◆ Required work ◆
**a)** Answer these questions using the forum thread about turning a sorted list of dictionaries into a nested list:
(i) On what date was the discussion started?
(ii) What is the 'LEA_AUTOID' value in the last line that appends to lstIn?
(iii) According to the poster, what does the real problem involve creating?
**b)** Translate this sentence from the forum thread into Spanish: "Well I've now been around the block a few times with this one and I'm still frowning !!"

◆ Text provided ◆
Convert (sorted) list of dics to nested list ?

Discussion in 'Python' started by shearichard@gmail.com, Mar 21, 2006.

  1. Guest

    Hi - I want to take something like ...

    lstIn = []
    lstIn.append({'COM_AUTOID': 1, 'PRG_AUTOID': 10, 'LEA_AUTOID': 1000})
    lstIn.append({'COM_AUTOID': 1, 'PRG_AUTOID': 11, 'LEA_AUTOID': 2000})
    lstIn.append({'COM_AUTOID': 1, 'PRG_AUTOID': 11, 'LEA_AUTOID': 2001})
    lstIn.append({'COM_AUTOID': 1, 'PRG_AUTOID': 11, 'LEA_AUTOID': 2003})
    lstIn.append({'COM_AUTOID': 1, 'PRG_AUTOID': 12, 'LEA_AUTOID': 3000})
    lstIn.append({'COM_AUTOID': 1, 'PRG_AUTOID': 12, 'LEA_AUTOID': 3001})
    lstIn.append({'COM_AUTOID': 1, 'PRG_AUTOID': 12, 'LEA_AUTOID': 3002})
    lstIn.append({'COM_AUTOID': 1, 'PRG_AUTOID': 12, 'LEA_AUTOID': 3003})
    lstIn.append({'COM_AUTOID': 2, 'PRG_AUTOID': 110, 'LEA_AUTOID': 4000})


    .... and produce something like ...

    sampleOut =
    [[1,[10,1000]],[1,[11,[2000,2001,2003]]],[1,[12,[3000,3001,3002,3003]]],[2,[110,4000]]


    Well I've now been around the block a few times with this one and I'm
    still frowning !! In the process my code has become uglier and uglier -
    I'm sure there must be quite an elegant way of dealing with it - could
    anyone give me a push in the right direction ?

    Just to provide some motivation here - I should just say that this is
    cut down test case - the real problem involves creating a Javascript
    structure which in turn defines a three level menu.

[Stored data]
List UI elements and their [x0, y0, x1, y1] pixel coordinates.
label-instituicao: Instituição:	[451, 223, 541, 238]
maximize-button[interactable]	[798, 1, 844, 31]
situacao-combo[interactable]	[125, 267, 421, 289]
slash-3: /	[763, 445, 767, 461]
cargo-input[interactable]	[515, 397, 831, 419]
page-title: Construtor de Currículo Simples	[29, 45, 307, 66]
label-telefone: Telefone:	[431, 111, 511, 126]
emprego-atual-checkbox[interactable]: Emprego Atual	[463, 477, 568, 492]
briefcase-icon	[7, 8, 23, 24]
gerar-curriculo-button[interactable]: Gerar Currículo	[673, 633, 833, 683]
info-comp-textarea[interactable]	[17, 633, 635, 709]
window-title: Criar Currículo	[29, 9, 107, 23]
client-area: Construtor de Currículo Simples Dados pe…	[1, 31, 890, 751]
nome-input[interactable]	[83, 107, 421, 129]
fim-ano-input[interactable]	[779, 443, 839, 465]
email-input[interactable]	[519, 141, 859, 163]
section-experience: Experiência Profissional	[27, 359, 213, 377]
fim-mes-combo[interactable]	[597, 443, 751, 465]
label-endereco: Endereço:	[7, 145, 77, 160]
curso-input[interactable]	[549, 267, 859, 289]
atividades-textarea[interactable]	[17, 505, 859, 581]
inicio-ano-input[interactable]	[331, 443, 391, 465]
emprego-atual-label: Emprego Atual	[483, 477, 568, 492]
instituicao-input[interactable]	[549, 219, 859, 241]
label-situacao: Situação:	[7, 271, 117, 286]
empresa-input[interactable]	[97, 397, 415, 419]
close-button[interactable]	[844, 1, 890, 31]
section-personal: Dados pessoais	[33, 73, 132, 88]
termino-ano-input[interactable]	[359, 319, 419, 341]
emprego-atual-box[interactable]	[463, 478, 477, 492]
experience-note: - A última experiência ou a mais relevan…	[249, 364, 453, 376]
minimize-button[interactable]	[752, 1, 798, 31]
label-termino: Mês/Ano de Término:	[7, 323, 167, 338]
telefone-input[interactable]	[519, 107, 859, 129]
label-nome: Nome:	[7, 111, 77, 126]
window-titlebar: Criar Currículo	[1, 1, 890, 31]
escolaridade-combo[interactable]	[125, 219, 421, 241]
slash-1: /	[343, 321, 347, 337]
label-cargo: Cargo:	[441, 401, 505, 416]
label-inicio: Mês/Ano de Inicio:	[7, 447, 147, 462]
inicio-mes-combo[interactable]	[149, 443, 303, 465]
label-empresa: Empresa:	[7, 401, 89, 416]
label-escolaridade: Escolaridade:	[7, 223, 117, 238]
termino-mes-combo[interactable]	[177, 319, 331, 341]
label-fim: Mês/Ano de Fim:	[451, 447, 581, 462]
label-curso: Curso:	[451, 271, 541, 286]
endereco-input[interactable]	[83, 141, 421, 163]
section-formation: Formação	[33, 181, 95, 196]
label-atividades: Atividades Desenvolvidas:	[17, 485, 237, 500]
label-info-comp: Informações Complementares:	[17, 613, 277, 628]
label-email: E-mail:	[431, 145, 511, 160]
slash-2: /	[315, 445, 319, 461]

◆ Expected outputs ◆
**a)**
(i) Mar 21, 2006
(ii) 4000
(iii) A Javascript structure which in turn defines a three level menu

**b)** ¡¡Bueno, ya le he dado varias vueltas a este asunto y sigo frunciendo el ceño!!